:: What the task requires ::
Look through the listing below and give the number of lines that hold "slots". Say nothing more.

:: Material ::

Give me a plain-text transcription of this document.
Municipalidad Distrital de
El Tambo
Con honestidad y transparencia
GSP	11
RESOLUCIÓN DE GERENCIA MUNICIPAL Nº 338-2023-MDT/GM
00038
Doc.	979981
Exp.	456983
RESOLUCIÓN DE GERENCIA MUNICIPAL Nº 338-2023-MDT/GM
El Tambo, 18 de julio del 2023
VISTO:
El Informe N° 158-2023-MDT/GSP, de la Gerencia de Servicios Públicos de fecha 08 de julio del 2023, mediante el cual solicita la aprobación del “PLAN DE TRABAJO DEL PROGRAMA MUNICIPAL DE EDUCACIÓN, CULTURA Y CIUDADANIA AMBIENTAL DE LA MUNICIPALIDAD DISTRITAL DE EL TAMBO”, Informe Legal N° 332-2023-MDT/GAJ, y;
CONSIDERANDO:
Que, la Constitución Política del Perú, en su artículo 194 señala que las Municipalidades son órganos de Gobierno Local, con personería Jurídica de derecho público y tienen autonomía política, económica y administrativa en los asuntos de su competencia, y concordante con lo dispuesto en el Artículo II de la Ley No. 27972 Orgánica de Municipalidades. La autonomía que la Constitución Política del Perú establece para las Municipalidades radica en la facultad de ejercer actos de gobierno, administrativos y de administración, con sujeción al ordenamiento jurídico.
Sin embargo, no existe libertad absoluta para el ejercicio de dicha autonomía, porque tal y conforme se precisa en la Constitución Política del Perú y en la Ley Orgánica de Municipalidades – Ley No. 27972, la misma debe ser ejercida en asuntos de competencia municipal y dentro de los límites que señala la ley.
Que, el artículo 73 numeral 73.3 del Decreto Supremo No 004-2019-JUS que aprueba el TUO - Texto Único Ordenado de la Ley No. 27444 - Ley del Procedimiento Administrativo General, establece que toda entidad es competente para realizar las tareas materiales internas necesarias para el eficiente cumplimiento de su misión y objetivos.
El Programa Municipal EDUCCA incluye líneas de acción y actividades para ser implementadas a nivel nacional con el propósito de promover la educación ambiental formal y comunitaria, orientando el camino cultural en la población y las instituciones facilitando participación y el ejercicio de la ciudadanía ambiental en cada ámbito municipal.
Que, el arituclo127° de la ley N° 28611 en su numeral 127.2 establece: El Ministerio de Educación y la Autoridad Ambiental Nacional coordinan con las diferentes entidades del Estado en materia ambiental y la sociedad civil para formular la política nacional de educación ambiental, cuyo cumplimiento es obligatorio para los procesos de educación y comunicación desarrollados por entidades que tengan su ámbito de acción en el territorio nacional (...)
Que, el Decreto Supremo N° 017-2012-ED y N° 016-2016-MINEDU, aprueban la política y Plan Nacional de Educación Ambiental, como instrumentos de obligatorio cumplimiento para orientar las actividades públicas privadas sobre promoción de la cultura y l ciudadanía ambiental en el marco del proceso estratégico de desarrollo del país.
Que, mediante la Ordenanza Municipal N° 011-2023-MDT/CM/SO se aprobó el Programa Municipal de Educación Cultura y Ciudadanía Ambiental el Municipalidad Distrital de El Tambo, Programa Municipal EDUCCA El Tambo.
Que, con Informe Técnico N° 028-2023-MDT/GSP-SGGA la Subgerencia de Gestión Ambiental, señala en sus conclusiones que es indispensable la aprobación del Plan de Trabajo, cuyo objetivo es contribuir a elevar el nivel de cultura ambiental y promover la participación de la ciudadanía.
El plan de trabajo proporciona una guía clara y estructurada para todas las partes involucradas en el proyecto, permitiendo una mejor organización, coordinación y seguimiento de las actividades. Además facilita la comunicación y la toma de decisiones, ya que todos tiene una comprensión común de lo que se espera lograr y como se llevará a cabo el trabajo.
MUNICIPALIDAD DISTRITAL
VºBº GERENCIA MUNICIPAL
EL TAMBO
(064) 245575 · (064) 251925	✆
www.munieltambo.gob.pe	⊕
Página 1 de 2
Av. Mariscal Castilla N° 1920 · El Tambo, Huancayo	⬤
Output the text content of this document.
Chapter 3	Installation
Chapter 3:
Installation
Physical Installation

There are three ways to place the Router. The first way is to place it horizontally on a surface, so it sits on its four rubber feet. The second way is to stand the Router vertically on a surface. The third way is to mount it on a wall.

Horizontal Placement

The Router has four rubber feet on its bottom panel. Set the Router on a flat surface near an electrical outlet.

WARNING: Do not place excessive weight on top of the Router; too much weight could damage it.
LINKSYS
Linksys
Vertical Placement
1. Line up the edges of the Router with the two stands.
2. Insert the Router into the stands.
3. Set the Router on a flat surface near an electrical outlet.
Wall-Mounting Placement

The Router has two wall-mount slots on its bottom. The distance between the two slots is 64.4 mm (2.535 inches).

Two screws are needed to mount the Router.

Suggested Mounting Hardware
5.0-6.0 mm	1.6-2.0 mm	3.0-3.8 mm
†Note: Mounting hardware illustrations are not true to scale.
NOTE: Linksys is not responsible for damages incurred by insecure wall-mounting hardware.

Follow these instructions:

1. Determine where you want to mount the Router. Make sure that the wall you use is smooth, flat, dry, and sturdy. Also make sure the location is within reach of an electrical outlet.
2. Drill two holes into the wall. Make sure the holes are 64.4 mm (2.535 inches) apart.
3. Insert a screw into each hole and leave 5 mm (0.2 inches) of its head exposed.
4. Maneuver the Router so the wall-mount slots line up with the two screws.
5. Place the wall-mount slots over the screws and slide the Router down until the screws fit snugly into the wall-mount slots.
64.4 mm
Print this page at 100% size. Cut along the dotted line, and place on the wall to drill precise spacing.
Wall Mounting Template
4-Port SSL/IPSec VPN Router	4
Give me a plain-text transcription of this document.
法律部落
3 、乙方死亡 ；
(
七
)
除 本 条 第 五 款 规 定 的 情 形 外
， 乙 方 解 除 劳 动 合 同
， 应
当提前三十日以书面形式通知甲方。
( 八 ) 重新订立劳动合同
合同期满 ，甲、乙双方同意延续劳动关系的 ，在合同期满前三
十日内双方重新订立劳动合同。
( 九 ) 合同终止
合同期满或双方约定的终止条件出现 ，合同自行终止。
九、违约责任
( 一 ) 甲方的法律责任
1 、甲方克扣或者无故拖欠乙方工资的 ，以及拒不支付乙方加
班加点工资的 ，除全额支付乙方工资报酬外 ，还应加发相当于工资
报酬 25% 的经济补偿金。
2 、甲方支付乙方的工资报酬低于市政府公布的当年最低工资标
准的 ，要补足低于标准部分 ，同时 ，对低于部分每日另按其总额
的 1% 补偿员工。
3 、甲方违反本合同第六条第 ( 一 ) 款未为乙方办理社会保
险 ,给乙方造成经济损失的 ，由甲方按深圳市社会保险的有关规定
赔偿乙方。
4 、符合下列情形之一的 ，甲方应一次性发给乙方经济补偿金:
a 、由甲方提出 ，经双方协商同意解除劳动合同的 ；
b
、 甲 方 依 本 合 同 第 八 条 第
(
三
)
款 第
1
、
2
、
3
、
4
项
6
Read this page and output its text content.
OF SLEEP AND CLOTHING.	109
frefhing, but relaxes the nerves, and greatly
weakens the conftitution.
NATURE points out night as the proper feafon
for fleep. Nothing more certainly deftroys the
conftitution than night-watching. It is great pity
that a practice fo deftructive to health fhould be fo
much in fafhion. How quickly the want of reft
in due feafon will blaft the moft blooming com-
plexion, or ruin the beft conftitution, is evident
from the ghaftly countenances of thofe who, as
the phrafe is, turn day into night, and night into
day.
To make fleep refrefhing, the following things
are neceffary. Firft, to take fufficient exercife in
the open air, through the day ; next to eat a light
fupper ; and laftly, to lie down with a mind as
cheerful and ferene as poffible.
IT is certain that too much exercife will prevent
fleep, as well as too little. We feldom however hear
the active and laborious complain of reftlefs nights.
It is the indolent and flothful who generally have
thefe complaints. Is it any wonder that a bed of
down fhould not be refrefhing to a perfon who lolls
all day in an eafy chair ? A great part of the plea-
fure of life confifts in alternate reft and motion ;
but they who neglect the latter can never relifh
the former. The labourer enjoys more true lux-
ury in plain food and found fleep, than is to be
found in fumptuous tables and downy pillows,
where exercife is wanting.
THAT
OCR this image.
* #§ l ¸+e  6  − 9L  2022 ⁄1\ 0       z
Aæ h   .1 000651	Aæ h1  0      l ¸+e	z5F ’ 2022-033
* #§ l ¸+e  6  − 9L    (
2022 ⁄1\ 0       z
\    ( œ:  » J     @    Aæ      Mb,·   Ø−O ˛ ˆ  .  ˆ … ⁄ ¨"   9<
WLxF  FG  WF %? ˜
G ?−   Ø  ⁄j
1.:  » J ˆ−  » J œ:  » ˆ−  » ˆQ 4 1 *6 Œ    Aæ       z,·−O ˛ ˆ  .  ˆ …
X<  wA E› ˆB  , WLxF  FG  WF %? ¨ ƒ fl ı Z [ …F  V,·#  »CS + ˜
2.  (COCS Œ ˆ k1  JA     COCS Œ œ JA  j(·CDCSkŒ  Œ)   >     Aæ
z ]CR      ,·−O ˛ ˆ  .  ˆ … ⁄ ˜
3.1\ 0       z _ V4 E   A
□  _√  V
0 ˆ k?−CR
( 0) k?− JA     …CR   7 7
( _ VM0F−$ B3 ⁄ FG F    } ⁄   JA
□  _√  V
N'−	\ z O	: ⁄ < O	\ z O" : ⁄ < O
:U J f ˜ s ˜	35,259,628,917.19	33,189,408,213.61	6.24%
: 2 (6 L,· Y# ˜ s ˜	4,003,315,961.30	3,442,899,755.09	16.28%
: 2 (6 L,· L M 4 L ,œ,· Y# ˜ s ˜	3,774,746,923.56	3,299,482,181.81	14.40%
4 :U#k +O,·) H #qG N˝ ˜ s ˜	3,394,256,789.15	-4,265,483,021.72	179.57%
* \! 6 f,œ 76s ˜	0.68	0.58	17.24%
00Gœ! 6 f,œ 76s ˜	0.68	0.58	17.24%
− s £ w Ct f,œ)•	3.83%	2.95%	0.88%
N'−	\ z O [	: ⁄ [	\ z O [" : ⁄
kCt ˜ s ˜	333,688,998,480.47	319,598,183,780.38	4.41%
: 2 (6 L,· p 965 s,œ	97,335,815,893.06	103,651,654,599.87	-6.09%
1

:: Solution below ::
3